══ Data for processing ══

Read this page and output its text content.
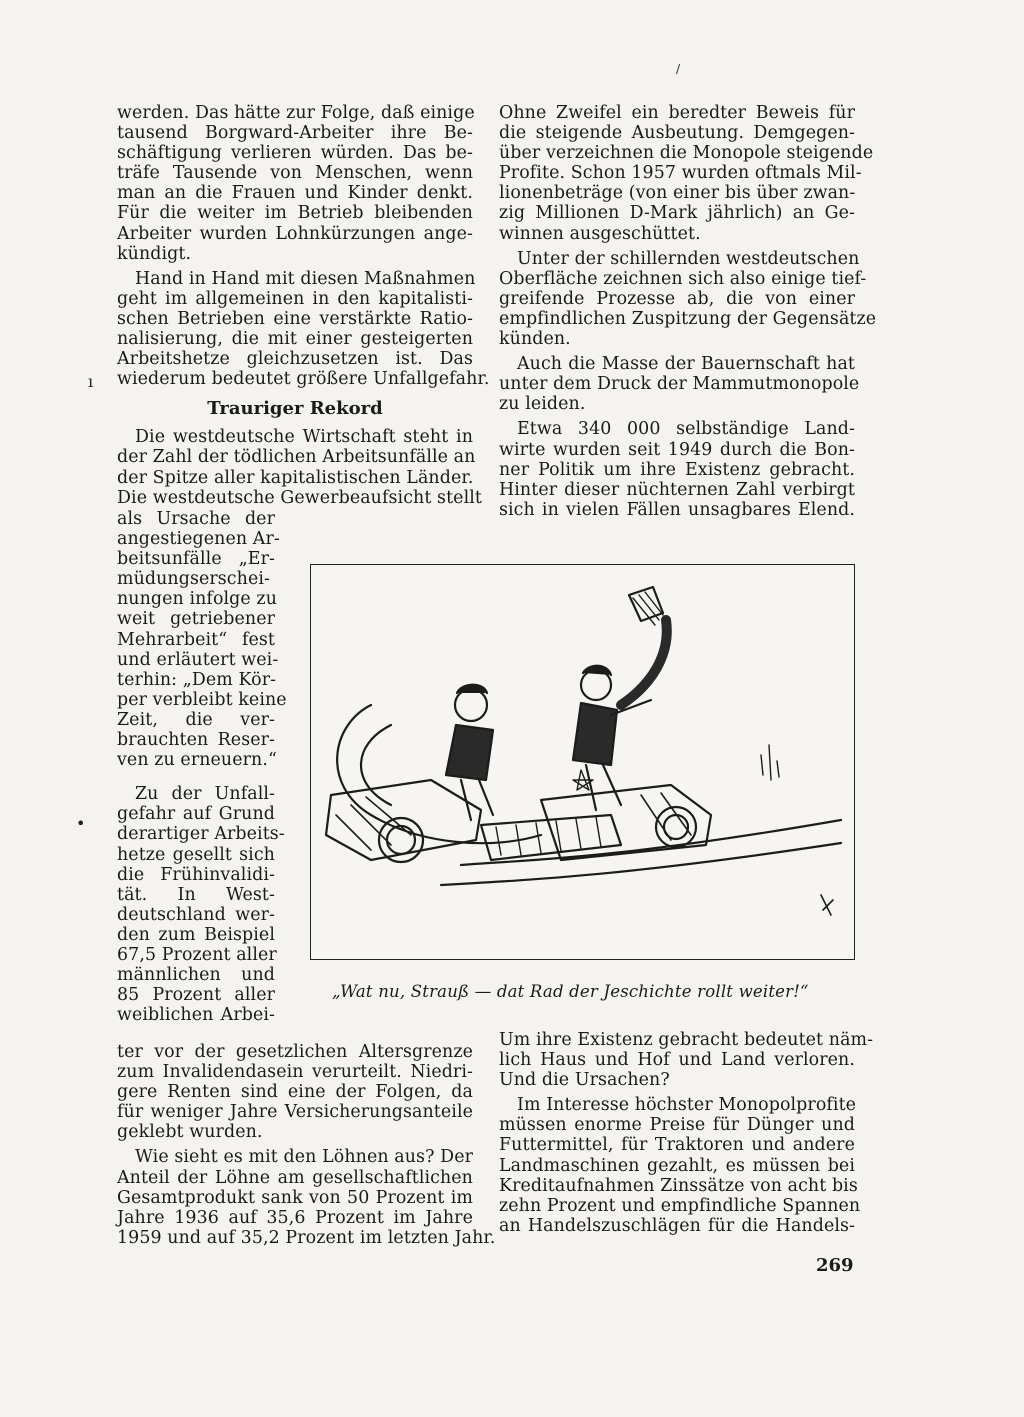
werden. Das hätte zur Folge, daß einige
tausend Borgward-Arbeiter ihre Be-
schäftigung verlieren würden. Das be-
träfe Tausende von Menschen, wenn
man an die Frauen und Kinder denkt.
Für die weiter im Betrieb bleibenden
Arbeiter wurden Lohnkürzungen ange-
kündigt.
Hand in Hand mit diesen Maßnahmen
geht im allgemeinen in den kapitalisti-
schen Betrieben eine verstärkte Ratio-
nalisierung, die mit einer gesteigerten
Arbeitshetze gleichzusetzen ist. Das
wiederum bedeutet größere Unfallgefahr.
Trauriger Rekord
Die westdeutsche Wirtschaft steht in
der Zahl der tödlichen Arbeitsunfälle an
der Spitze aller kapitalistischen Länder.
Die westdeutsche Gewerbeaufsicht stellt
als Ursache der
angestiegenen Ar-
beitsunfälle „Er-
müdungserschei-
nungen infolge zu
weit getriebener
Mehrarbeit“ fest
und erläutert wei-
terhin: „Dem Kör-
per verbleibt keine
Zeit, die ver-
brauchten Reser-
ven zu erneuern.“
Zu der Unfall-
gefahr auf Grund
derartiger Arbeits-
hetze gesellt sich
die Frühinvalidi-
tät. In West-
deutschland wer-
den zum Beispiel
67,5 Prozent aller
männlichen und
85 Prozent aller
weiblichen Arbei-
ter vor der gesetzlichen Altersgrenze
zum Invalidendasein verurteilt. Niedri-
gere Renten sind eine der Folgen, da
für weniger Jahre Versicherungsanteile
geklebt wurden.
Wie sieht es mit den Löhnen aus? Der
Anteil der Löhne am gesellschaftlichen
Gesamtprodukt sank von 50 Prozent im
Jahre 1936 auf 35,6 Prozent im Jahre
1959 und auf 35,2 Prozent im letzten Jahr.
Ohne Zweifel ein beredter Beweis für
die steigende Ausbeutung. Demgegen-
über verzeichnen die Monopole steigende
Profite. Schon 1957 wurden oftmals Mil-
lionenbeträge (von einer bis über zwan-
zig Millionen D-Mark jährlich) an Ge-
winnen ausgeschüttet.
Unter der schillernden westdeutschen
Oberfläche zeichnen sich also einige tief-
greifende Prozesse ab, die von einer
empfindlichen Zuspitzung der Gegensätze
künden.
Auch die Masse der Bauernschaft hat
unter dem Druck der Mammutmonopole
zu leiden.
Etwa 340 000 selbständige Land-
wirte wurden seit 1949 durch die Bon-
ner Politik um ihre Existenz gebracht.
Hinter dieser nüchternen Zahl verbirgt
sich in vielen Fällen unsagbares Elend.
„Wat nu, Strauß — dat Rad der Jeschichte rollt weiter!“
Um ihre Existenz gebracht bedeutet näm-
lich Haus und Hof und Land verloren.
Und die Ursachen?
Im Interesse höchster Monopolprofite
müssen enorme Preise für Dünger und
Futtermittel, für Traktoren und andere
Landmaschinen gezahlt, es müssen bei
Kreditaufnahmen Zinssätze von acht bis
zehn Prozent und empfindliche Spannen
an Handelszuschlägen für die Handels-
269
ı
•
/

═══

To be done: Copy every line of the data word for word, omitting the images.

In response:
Read this page and output its text content.
werden. Das hätte zur Folge, daß einige
tausend Borgward-Arbeiter ihre Be-
schäftigung verlieren würden. Das be-
träfe Tausende von Menschen, wenn
man an die Frauen und Kinder denkt.
Für die weiter im Betrieb bleibenden
Arbeiter wurden Lohnkürzungen ange-
kündigt.
Hand in Hand mit diesen Maßnahmen
geht im allgemeinen in den kapitalisti-
schen Betrieben eine verstärkte Ratio-
nalisierung, die mit einer gesteigerten
Arbeitshetze gleichzusetzen ist. Das
wiederum bedeutet größere Unfallgefahr.
Trauriger Rekord
Die westdeutsche Wirtschaft steht in
der Zahl der tödlichen Arbeitsunfälle an
der Spitze aller kapitalistischen Länder.
Die westdeutsche Gewerbeaufsicht stellt
als Ursache der
angestiegenen Ar-
beitsunfälle „Er-
müdungserschei-
nungen infolge zu
weit getriebener
Mehrarbeit“ fest
und erläutert wei-
terhin: „Dem Kör-
per verbleibt keine
Zeit, die ver-
brauchten Reser-
ven zu erneuern.“
Zu der Unfall-
gefahr auf Grund
derartiger Arbeits-
hetze gesellt sich
die Frühinvalidi-
tät. In West-
deutschland wer-
den zum Beispiel
67,5 Prozent aller
männlichen und
85 Prozent aller
weiblichen Arbei-
ter vor der gesetzlichen Altersgrenze
zum Invalidendasein verurteilt. Niedri-
gere Renten sind eine der Folgen, da
für weniger Jahre Versicherungsanteile
geklebt wurden.
Wie sieht es mit den Löhnen aus? Der
Anteil der Löhne am gesellschaftlichen
Gesamtprodukt sank von 50 Prozent im
Jahre 1936 auf 35,6 Prozent im Jahre
1959 und auf 35,2 Prozent im letzten Jahr.
Ohne Zweifel ein beredter Beweis für
die steigende Ausbeutung. Demgegen-
über verzeichnen die Monopole steigende
Profite. Schon 1957 wurden oftmals Mil-
lionenbeträge (von einer bis über zwan-
zig Millionen D-Mark jährlich) an Ge-
winnen ausgeschüttet.
Unter der schillernden westdeutschen
Oberfläche zeichnen sich also einige tief-
greifende Prozesse ab, die von einer
empfindlichen Zuspitzung der Gegensätze
künden.
Auch die Masse der Bauernschaft hat
unter dem Druck der Mammutmonopole
zu leiden.
Etwa 340 000 selbständige Land-
wirte wurden seit 1949 durch die Bon-
ner Politik um ihre Existenz gebracht.
Hinter dieser nüchternen Zahl verbirgt
sich in vielen Fällen unsagbares Elend.
„Wat nu, Strauß — dat Rad der Jeschichte rollt weiter!“
Um ihre Existenz gebracht bedeutet näm-
lich Haus und Hof und Land verloren.
Und die Ursachen?
Im Interesse höchster Monopolprofite
müssen enorme Preise für Dünger und
Futtermittel, für Traktoren und andere
Landmaschinen gezahlt, es müssen bei
Kreditaufnahmen Zinssätze von acht bis
zehn Prozent und empfindliche Spannen
an Handelszuschlägen für die Handels-
269
ı
•
/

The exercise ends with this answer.